=== Request ===
Strip the pictures and reproduce the rest of the listing exactly.

=== Data in this exercise ===
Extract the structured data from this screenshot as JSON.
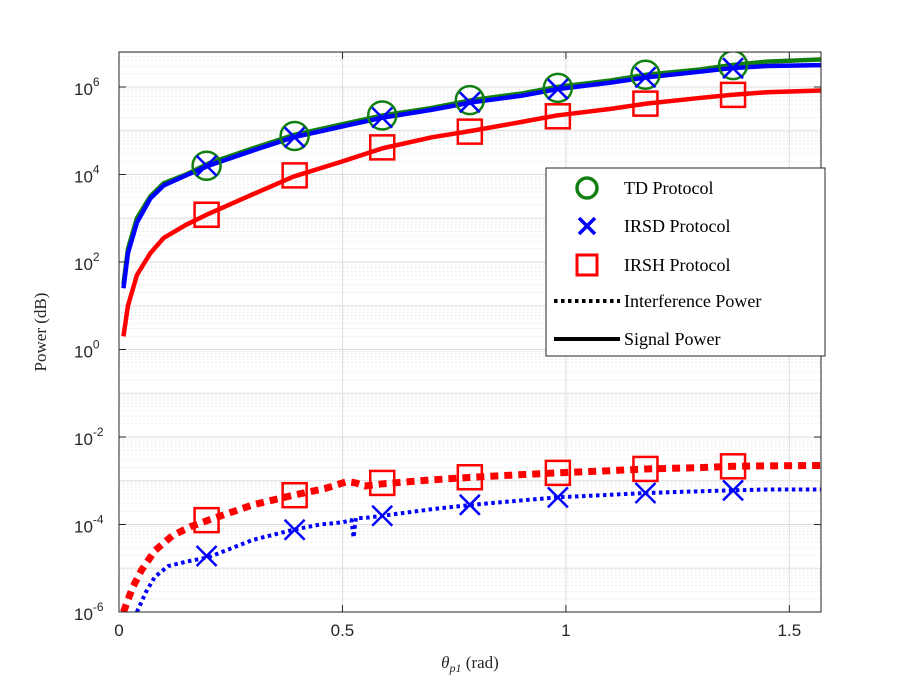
{
  "chart_data": {
    "type": "line",
    "title": "",
    "xlabel": "θ",
    "xlabel_subscript": "p1",
    "xlabel_unit": " (rad)",
    "ylabel": "Power (dB)",
    "xlim": [
      0,
      1.5708
    ],
    "y_scale": "log",
    "ylim_exponent": [
      -6,
      6.8
    ],
    "x_ticks": [
      0,
      0.5,
      1,
      1.5
    ],
    "x_tick_labels": [
      "0",
      "0.5",
      "1",
      "1.5"
    ],
    "y_ticks_exponent": [
      -6,
      -4,
      -2,
      0,
      2,
      4,
      6
    ],
    "y_tick_base": "10",
    "y_tick_exponents": [
      "-6",
      "-4",
      "-2",
      "0",
      "2",
      "4",
      "6"
    ],
    "grid": true,
    "legend_location": "right",
    "legend": [
      {
        "label": "TD Protocol",
        "marker": "circle",
        "color": "#118011"
      },
      {
        "label": "IRSD Protocol",
        "marker": "x",
        "color": "#0000ff"
      },
      {
        "label": "IRSH Protocol",
        "marker": "square",
        "color": "#ff0000"
      },
      {
        "label": "Interference Power",
        "style": "dotted",
        "color": "#000000"
      },
      {
        "label": "Signal Power",
        "style": "solid",
        "color": "#000000"
      }
    ],
    "series": [
      {
        "name": "TD Protocol - Signal Power",
        "color": "#118011",
        "style": "solid",
        "marker": "circle",
        "x": [
          0.01,
          0.02,
          0.04,
          0.07,
          0.1,
          0.15,
          0.2,
          0.3,
          0.39,
          0.5,
          0.59,
          0.7,
          0.79,
          0.9,
          0.98,
          1.1,
          1.18,
          1.3,
          1.37,
          1.45,
          1.57
        ],
        "y_exponent": [
          1.5,
          2.3,
          3.0,
          3.5,
          3.8,
          4.0,
          4.25,
          4.6,
          4.9,
          5.15,
          5.35,
          5.52,
          5.7,
          5.85,
          6.0,
          6.15,
          6.28,
          6.4,
          6.5,
          6.58,
          6.63
        ],
        "marker_x": [
          0.196,
          0.393,
          0.589,
          0.785,
          0.982,
          1.178,
          1.374
        ],
        "marker_y_exponent": [
          4.2,
          4.88,
          5.35,
          5.7,
          5.98,
          6.28,
          6.5
        ]
      },
      {
        "name": "IRSD Protocol - Signal Power",
        "color": "#0000ff",
        "style": "solid",
        "marker": "x",
        "x": [
          0.01,
          0.02,
          0.04,
          0.07,
          0.1,
          0.15,
          0.2,
          0.3,
          0.39,
          0.5,
          0.59,
          0.7,
          0.79,
          0.9,
          0.98,
          1.1,
          1.18,
          1.3,
          1.37,
          1.45,
          1.57
        ],
        "y_exponent": [
          1.4,
          2.2,
          2.9,
          3.45,
          3.75,
          3.98,
          4.2,
          4.55,
          4.85,
          5.1,
          5.3,
          5.48,
          5.65,
          5.8,
          5.95,
          6.1,
          6.22,
          6.35,
          6.43,
          6.48,
          6.5
        ],
        "marker_x": [
          0.196,
          0.393,
          0.589,
          0.785,
          0.982,
          1.178,
          1.374
        ],
        "marker_y_exponent": [
          4.2,
          4.85,
          5.3,
          5.65,
          5.95,
          6.22,
          6.43
        ]
      },
      {
        "name": "IRSH Protocol - Signal Power",
        "color": "#ff0000",
        "style": "solid",
        "marker": "square",
        "x": [
          0.01,
          0.02,
          0.04,
          0.07,
          0.1,
          0.15,
          0.2,
          0.3,
          0.39,
          0.5,
          0.59,
          0.7,
          0.79,
          0.9,
          0.98,
          1.1,
          1.18,
          1.3,
          1.37,
          1.45,
          1.57
        ],
        "y_exponent": [
          0.3,
          1.0,
          1.7,
          2.2,
          2.55,
          2.85,
          3.1,
          3.55,
          3.95,
          4.3,
          4.6,
          4.85,
          5.0,
          5.2,
          5.35,
          5.5,
          5.62,
          5.75,
          5.82,
          5.88,
          5.92
        ],
        "marker_x": [
          0.196,
          0.393,
          0.589,
          0.785,
          0.982,
          1.178,
          1.374
        ],
        "marker_y_exponent": [
          3.08,
          3.98,
          4.62,
          4.98,
          5.33,
          5.62,
          5.82
        ]
      },
      {
        "name": "IRSH Protocol - Interference Power",
        "color": "#ff0000",
        "style": "dotted",
        "marker": "square",
        "x": [
          0.01,
          0.03,
          0.05,
          0.08,
          0.12,
          0.16,
          0.2,
          0.3,
          0.39,
          0.46,
          0.51,
          0.53,
          0.55,
          0.59,
          0.7,
          0.79,
          0.9,
          0.98,
          1.1,
          1.18,
          1.3,
          1.37,
          1.45,
          1.57
        ],
        "y_exponent": [
          -6.0,
          -5.45,
          -5.05,
          -4.6,
          -4.25,
          -4.05,
          -3.9,
          -3.55,
          -3.33,
          -3.18,
          -3.02,
          -3.05,
          -3.12,
          -3.07,
          -2.98,
          -2.92,
          -2.86,
          -2.82,
          -2.77,
          -2.73,
          -2.7,
          -2.67,
          -2.66,
          -2.65
        ],
        "marker_x": [
          0.196,
          0.393,
          0.589,
          0.785,
          0.982,
          1.178,
          1.374
        ],
        "marker_y_exponent": [
          -3.9,
          -3.33,
          -3.05,
          -2.92,
          -2.82,
          -2.73,
          -2.67
        ]
      },
      {
        "name": "IRSD Protocol - Interference Power",
        "color": "#0000ff",
        "style": "dotted",
        "marker": "x",
        "x": [
          0.04,
          0.06,
          0.08,
          0.11,
          0.15,
          0.2,
          0.3,
          0.39,
          0.45,
          0.5,
          0.52,
          0.525,
          0.53,
          0.55,
          0.59,
          0.7,
          0.79,
          0.9,
          0.98,
          1.1,
          1.18,
          1.3,
          1.37,
          1.45,
          1.57
        ],
        "y_exponent": [
          -6.0,
          -5.55,
          -5.2,
          -4.95,
          -4.85,
          -4.75,
          -4.35,
          -4.12,
          -4.0,
          -3.95,
          -3.9,
          -4.3,
          -3.85,
          -3.85,
          -3.8,
          -3.65,
          -3.55,
          -3.45,
          -3.38,
          -3.32,
          -3.28,
          -3.24,
          -3.22,
          -3.2,
          -3.2
        ],
        "marker_x": [
          0.196,
          0.393,
          0.589,
          0.785,
          0.982,
          1.178,
          1.374
        ],
        "marker_y_exponent": [
          -4.72,
          -4.12,
          -3.8,
          -3.55,
          -3.38,
          -3.28,
          -3.22
        ]
      }
    ]
  }
}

=== Answer for this exercise ===
Extract the structured data from this screenshot as JSON.
{
  "chart_data": {
    "type": "line",
    "title": "",
    "xlabel": "θ",
    "xlabel_subscript": "p1",
    "xlabel_unit": " (rad)",
    "ylabel": "Power (dB)",
    "xlim": [
      0,
      1.5708
    ],
    "y_scale": "log",
    "ylim_exponent": [
      -6,
      6.8
    ],
    "x_ticks": [
      0,
      0.5,
      1,
      1.5
    ],
    "x_tick_labels": [
      "0",
      "0.5",
      "1",
      "1.5"
    ],
    "y_ticks_exponent": [
      -6,
      -4,
      -2,
      0,
      2,
      4,
      6
    ],
    "y_tick_base": "10",
    "y_tick_exponents": [
      "-6",
      "-4",
      "-2",
      "0",
      "2",
      "4",
      "6"
    ],
    "grid": true,
    "legend_location": "right",
    "legend": [
      {
        "label": "TD Protocol",
        "marker": "circle",
        "color": "#118011"
      },
      {
        "label": "IRSD Protocol",
        "marker": "x",
        "color": "#0000ff"
      },
      {
        "label": "IRSH Protocol",
        "marker": "square",
        "color": "#ff0000"
      },
      {
        "label": "Interference Power",
        "style": "dotted",
        "color": "#000000"
      },
      {
        "label": "Signal Power",
        "style": "solid",
        "color": "#000000"
      }
    ],
    "series": [
      {
        "name": "TD Protocol - Signal Power",
        "color": "#118011",
        "style": "solid",
        "marker": "circle",
        "x": [
          0.01,
          0.02,
          0.04,
          0.07,
          0.1,
          0.15,
          0.2,
          0.3,
          0.39,
          0.5,
          0.59,
          0.7,
          0.79,
          0.9,
          0.98,
          1.1,
          1.18,
          1.3,
          1.37,
          1.45,
          1.57
        ],
        "y_exponent": [
          1.5,
          2.3,
          3.0,
          3.5,
          3.8,
          4.0,
          4.25,
          4.6,
          4.9,
          5.15,
          5.35,
          5.52,
          5.7,
          5.85,
          6.0,
          6.15,
          6.28,
          6.4,
          6.5,
          6.58,
          6.63
        ],
        "marker_x": [
          0.196,
          0.393,
          0.589,
          0.785,
          0.982,
          1.178,
          1.374
        ],
        "marker_y_exponent": [
          4.2,
          4.88,
          5.35,
          5.7,
          5.98,
          6.28,
          6.5
        ]
      },
      {
        "name": "IRSD Protocol - Signal Power",
        "color": "#0000ff",
        "style": "solid",
        "marker": "x",
        "x": [
          0.01,
          0.02,
          0.04,
          0.07,
          0.1,
          0.15,
          0.2,
          0.3,
          0.39,
          0.5,
          0.59,
          0.7,
          0.79,
          0.9,
          0.98,
          1.1,
          1.18,
          1.3,
          1.37,
          1.45,
          1.57
        ],
        "y_exponent": [
          1.4,
          2.2,
          2.9,
          3.45,
          3.75,
          3.98,
          4.2,
          4.55,
          4.85,
          5.1,
          5.3,
          5.48,
          5.65,
          5.8,
          5.95,
          6.1,
          6.22,
          6.35,
          6.43,
          6.48,
          6.5
        ],
        "marker_x": [
          0.196,
          0.393,
          0.589,
          0.785,
          0.982,
          1.178,
          1.374
        ],
        "marker_y_exponent": [
          4.2,
          4.85,
          5.3,
          5.65,
          5.95,
          6.22,
          6.43
        ]
      },
      {
        "name": "IRSH Protocol - Signal Power",
        "color": "#ff0000",
        "style": "solid",
        "marker": "square",
        "x": [
          0.01,
          0.02,
          0.04,
          0.07,
          0.1,
          0.15,
          0.2,
          0.3,
          0.39,
          0.5,
          0.59,
          0.7,
          0.79,
          0.9,
          0.98,
          1.1,
          1.18,
          1.3,
          1.37,
          1.45,
          1.57
        ],
        "y_exponent": [
          0.3,
          1.0,
          1.7,
          2.2,
          2.55,
          2.85,
          3.1,
          3.55,
          3.95,
          4.3,
          4.6,
          4.85,
          5.0,
          5.2,
          5.35,
          5.5,
          5.62,
          5.75,
          5.82,
          5.88,
          5.92
        ],
        "marker_x": [
          0.196,
          0.393,
          0.589,
          0.785,
          0.982,
          1.178,
          1.374
        ],
        "marker_y_exponent": [
          3.08,
          3.98,
          4.62,
          4.98,
          5.33,
          5.62,
          5.82
        ]
      },
      {
        "name": "IRSH Protocol - Interference Power",
        "color": "#ff0000",
        "style": "dotted",
        "marker": "square",
        "x": [
          0.01,
          0.03,
          0.05,
          0.08,
          0.12,
          0.16,
          0.2,
          0.3,
          0.39,
          0.46,
          0.51,
          0.53,
          0.55,
          0.59,
          0.7,
          0.79,
          0.9,
          0.98,
          1.1,
          1.18,
          1.3,
          1.37,
          1.45,
          1.57
        ],
        "y_exponent": [
          -6.0,
          -5.45,
          -5.05,
          -4.6,
          -4.25,
          -4.05,
          -3.9,
          -3.55,
          -3.33,
          -3.18,
          -3.02,
          -3.05,
          -3.12,
          -3.07,
          -2.98,
          -2.92,
          -2.86,
          -2.82,
          -2.77,
          -2.73,
          -2.7,
          -2.67,
          -2.66,
          -2.65
        ],
        "marker_x": [
          0.196,
          0.393,
          0.589,
          0.785,
          0.982,
          1.178,
          1.374
        ],
        "marker_y_exponent": [
          -3.9,
          -3.33,
          -3.05,
          -2.92,
          -2.82,
          -2.73,
          -2.67
        ]
      },
      {
        "name": "IRSD Protocol - Interference Power",
        "color": "#0000ff",
        "style": "dotted",
        "marker": "x",
        "x": [
          0.04,
          0.06,
          0.08,
          0.11,
          0.15,
          0.2,
          0.3,
          0.39,
          0.45,
          0.5,
          0.52,
          0.525,
          0.53,
          0.55,
          0.59,
          0.7,
          0.79,
          0.9,
          0.98,
          1.1,
          1.18,
          1.3,
          1.37,
          1.45,
          1.57
        ],
        "y_exponent": [
          -6.0,
          -5.55,
          -5.2,
          -4.95,
          -4.85,
          -4.75,
          -4.35,
          -4.12,
          -4.0,
          -3.95,
          -3.9,
          -4.3,
          -3.85,
          -3.85,
          -3.8,
          -3.65,
          -3.55,
          -3.45,
          -3.38,
          -3.32,
          -3.28,
          -3.24,
          -3.22,
          -3.2,
          -3.2
        ],
        "marker_x": [
          0.196,
          0.393,
          0.589,
          0.785,
          0.982,
          1.178,
          1.374
        ],
        "marker_y_exponent": [
          -4.72,
          -4.12,
          -3.8,
          -3.55,
          -3.38,
          -3.28,
          -3.22
        ]
      }
    ]
  }
}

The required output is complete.